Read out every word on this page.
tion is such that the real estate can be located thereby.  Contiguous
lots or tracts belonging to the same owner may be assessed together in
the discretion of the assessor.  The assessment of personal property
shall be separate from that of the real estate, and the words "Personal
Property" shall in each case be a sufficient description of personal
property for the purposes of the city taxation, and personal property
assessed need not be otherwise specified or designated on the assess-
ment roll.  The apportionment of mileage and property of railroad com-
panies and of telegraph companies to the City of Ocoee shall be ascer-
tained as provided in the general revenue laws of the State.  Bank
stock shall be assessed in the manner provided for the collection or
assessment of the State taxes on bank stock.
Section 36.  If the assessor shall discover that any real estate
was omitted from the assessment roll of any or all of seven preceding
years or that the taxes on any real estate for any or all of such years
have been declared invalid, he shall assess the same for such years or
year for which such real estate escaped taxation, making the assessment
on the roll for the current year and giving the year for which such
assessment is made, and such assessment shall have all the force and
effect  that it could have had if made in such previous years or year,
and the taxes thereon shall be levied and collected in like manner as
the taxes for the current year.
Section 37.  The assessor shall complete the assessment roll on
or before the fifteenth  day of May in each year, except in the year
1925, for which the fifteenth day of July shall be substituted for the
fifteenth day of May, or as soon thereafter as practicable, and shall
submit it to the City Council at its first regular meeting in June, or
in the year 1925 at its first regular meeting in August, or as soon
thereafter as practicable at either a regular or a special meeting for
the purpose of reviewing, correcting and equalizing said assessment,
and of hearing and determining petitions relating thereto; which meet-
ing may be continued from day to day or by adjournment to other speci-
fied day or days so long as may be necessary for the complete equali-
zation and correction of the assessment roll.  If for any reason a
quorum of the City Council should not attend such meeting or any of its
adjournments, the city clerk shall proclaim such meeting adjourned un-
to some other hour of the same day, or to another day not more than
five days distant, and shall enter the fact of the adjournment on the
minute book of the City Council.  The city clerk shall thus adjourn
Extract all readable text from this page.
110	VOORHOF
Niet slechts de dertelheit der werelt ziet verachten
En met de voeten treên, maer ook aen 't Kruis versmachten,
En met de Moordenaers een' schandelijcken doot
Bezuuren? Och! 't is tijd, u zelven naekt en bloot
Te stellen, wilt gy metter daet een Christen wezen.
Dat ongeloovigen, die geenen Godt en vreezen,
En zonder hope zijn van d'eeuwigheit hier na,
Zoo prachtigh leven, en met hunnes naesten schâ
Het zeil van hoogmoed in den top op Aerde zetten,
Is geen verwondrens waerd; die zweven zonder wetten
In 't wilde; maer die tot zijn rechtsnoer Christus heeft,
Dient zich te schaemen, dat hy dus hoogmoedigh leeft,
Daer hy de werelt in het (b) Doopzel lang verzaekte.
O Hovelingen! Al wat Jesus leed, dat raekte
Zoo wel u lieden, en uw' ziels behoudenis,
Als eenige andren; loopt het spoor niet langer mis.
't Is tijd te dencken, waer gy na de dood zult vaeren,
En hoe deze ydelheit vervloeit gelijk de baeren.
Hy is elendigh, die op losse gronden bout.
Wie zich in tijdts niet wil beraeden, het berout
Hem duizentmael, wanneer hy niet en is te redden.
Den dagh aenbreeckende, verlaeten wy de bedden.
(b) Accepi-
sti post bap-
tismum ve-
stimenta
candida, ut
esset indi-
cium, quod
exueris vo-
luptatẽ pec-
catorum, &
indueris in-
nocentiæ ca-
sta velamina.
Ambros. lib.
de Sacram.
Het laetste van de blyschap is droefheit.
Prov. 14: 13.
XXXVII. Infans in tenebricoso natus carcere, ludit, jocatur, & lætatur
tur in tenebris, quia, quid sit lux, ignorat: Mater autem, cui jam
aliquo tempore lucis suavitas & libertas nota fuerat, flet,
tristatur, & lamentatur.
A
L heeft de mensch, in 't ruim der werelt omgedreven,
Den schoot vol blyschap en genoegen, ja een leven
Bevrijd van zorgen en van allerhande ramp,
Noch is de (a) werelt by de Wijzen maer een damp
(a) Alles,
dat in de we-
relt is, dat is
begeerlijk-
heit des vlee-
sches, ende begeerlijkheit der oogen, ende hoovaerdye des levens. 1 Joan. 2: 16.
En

------------------------------------------------------------

Make an exact copy of every line in the data.

• WRITTEN ANSWER:
Read out every word on this page.
tion is such that the real estate can be located thereby.  Contiguous
lots or tracts belonging to the same owner may be assessed together in
the discretion of the assessor.  The assessment of personal property
shall be separate from that of the real estate, and the words "Personal
Property" shall in each case be a sufficient description of personal
property for the purposes of the city taxation, and personal property
assessed need not be otherwise specified or designated on the assess-
ment roll.  The apportionment of mileage and property of railroad com-
panies and of telegraph companies to the City of Ocoee shall be ascer-
tained as provided in the general revenue laws of the State.  Bank
stock shall be assessed in the manner provided for the collection or
assessment of the State taxes on bank stock.
Section 36.  If the assessor shall discover that any real estate
was omitted from the assessment roll of any or all of seven preceding
years or that the taxes on any real estate for any or all of such years
have been declared invalid, he shall assess the same for such years or
year for which such real estate escaped taxation, making the assessment
on the roll for the current year and giving the year for which such
assessment is made, and such assessment shall have all the force and
effect  that it could have had if made in such previous years or year,
and the taxes thereon shall be levied and collected in like manner as
the taxes for the current year.
Section 37.  The assessor shall complete the assessment roll on
or before the fifteenth  day of May in each year, except in the year
1925, for which the fifteenth day of July shall be substituted for the
fifteenth day of May, or as soon thereafter as practicable, and shall
submit it to the City Council at its first regular meeting in June, or
in the year 1925 at its first regular meeting in August, or as soon
thereafter as practicable at either a regular or a special meeting for
the purpose of reviewing, correcting and equalizing said assessment,
and of hearing and determining petitions relating thereto; which meet-
ing may be continued from day to day or by adjournment to other speci-
fied day or days so long as may be necessary for the complete equali-
zation and correction of the assessment roll.  If for any reason a
quorum of the City Council should not attend such meeting or any of its
adjournments, the city clerk shall proclaim such meeting adjourned un-
to some other hour of the same day, or to another day not more than
five days distant, and shall enter the fact of the adjournment on the
minute book of the City Council.  The city clerk shall thus adjourn
Extract all readable text from this page.
110	VOORHOF
Niet slechts de dertelheit der werelt ziet verachten
En met de voeten treên, maer ook aen 't Kruis versmachten,
En met de Moordenaers een' schandelijcken doot
Bezuuren? Och! 't is tijd, u zelven naekt en bloot
Te stellen, wilt gy metter daet een Christen wezen.
Dat ongeloovigen, die geenen Godt en vreezen,
En zonder hope zijn van d'eeuwigheit hier na,
Zoo prachtigh leven, en met hunnes naesten schâ
Het zeil van hoogmoed in den top op Aerde zetten,
Is geen verwondrens waerd; die zweven zonder wetten
In 't wilde; maer die tot zijn rechtsnoer Christus heeft,
Dient zich te schaemen, dat hy dus hoogmoedigh leeft,
Daer hy de werelt in het (b) Doopzel lang verzaekte.
O Hovelingen! Al wat Jesus leed, dat raekte
Zoo wel u lieden, en uw' ziels behoudenis,
Als eenige andren; loopt het spoor niet langer mis.
't Is tijd te dencken, waer gy na de dood zult vaeren,
En hoe deze ydelheit vervloeit gelijk de baeren.
Hy is elendigh, die op losse gronden bout.
Wie zich in tijdts niet wil beraeden, het berout
Hem duizentmael, wanneer hy niet en is te redden.
Den dagh aenbreeckende, verlaeten wy de bedden.
(b) Accepi-
sti post bap-
tismum ve-
stimenta
candida, ut
esset indi-
cium, quod
exueris vo-
luptatẽ pec-
catorum, &
indueris in-
nocentiæ ca-
sta velamina.
Ambros. lib.
de Sacram.
Het laetste van de blyschap is droefheit.
Prov. 14: 13.
XXXVII. Infans in tenebricoso natus carcere, ludit, jocatur, & lætatur
tur in tenebris, quia, quid sit lux, ignorat: Mater autem, cui jam
aliquo tempore lucis suavitas & libertas nota fuerat, flet,
tristatur, & lamentatur.
A
L heeft de mensch, in 't ruim der werelt omgedreven,
Den schoot vol blyschap en genoegen, ja een leven
Bevrijd van zorgen en van allerhande ramp,
Noch is de (a) werelt by de Wijzen maer een damp
(a) Alles,
dat in de we-
relt is, dat is
begeerlijk-
heit des vlee-
sches, ende begeerlijkheit der oogen, ende hoovaerdye des levens. 1 Joan. 2: 16.
En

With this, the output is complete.